Requirements - The entries are to be returned exactly, with images left out.

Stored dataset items
____________

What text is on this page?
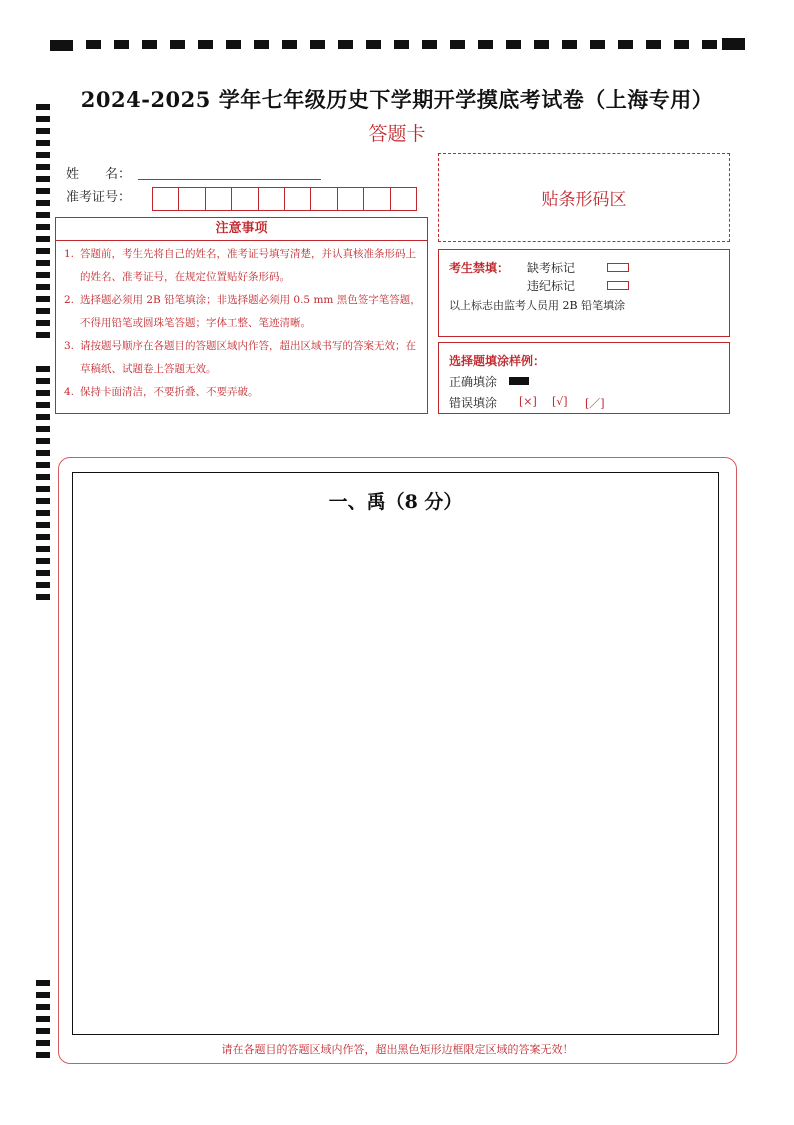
2024-2025 学年七年级历史下学期开学摸底考试卷（上海专用）
答题卡
姓　　名：
准考证号：	贴条形码区
注意事项
1. 答题前，考生先将自己的姓名，准考证号填写清楚，并认真核准条形码上的姓名、准考证号，在规定位置贴好条形码。
2. 选择题必须用 2B 铅笔填涂；非选择题必须用 0.5 mm 黑色签字笔答题，不得用铅笔或圆珠笔答题；字体工整、笔迹清晰。
3. 请按题号顺序在各题目的答题区域内作答，超出区域书写的答案无效；在草稿纸、试题卷上答题无效。
4. 保持卡面清洁，不要折叠、不要弄破。
考生禁填： 缺考标记
违纪标记
以上标志由监考人员用 2B 铅笔填涂
选择题填涂样例：
正确填涂
错误填涂 [×] [√] [／]
一、禹（8 分）
请在各题目的答题区域内作答，超出黑色矩形边框限定区域的答案无效！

____________

Answer to the task -
What text is on this page?
2024-2025 学年七年级历史下学期开学摸底考试卷（上海专用）
答题卡
姓　　名：
准考证号：	贴条形码区
注意事项
1. 答题前，考生先将自己的姓名，准考证号填写清楚，并认真核准条形码上的姓名、准考证号，在规定位置贴好条形码。
2. 选择题必须用 2B 铅笔填涂；非选择题必须用 0.5 mm 黑色签字笔答题，不得用铅笔或圆珠笔答题；字体工整、笔迹清晰。
3. 请按题号顺序在各题目的答题区域内作答，超出区域书写的答案无效；在草稿纸、试题卷上答题无效。
4. 保持卡面清洁，不要折叠、不要弄破。
考生禁填： 缺考标记
违纪标记
以上标志由监考人员用 2B 铅笔填涂
选择题填涂样例：
正确填涂
错误填涂 [×] [√] [／]
一、禹（8 分）
请在各题目的答题区域内作答，超出黑色矩形边框限定区域的答案无效！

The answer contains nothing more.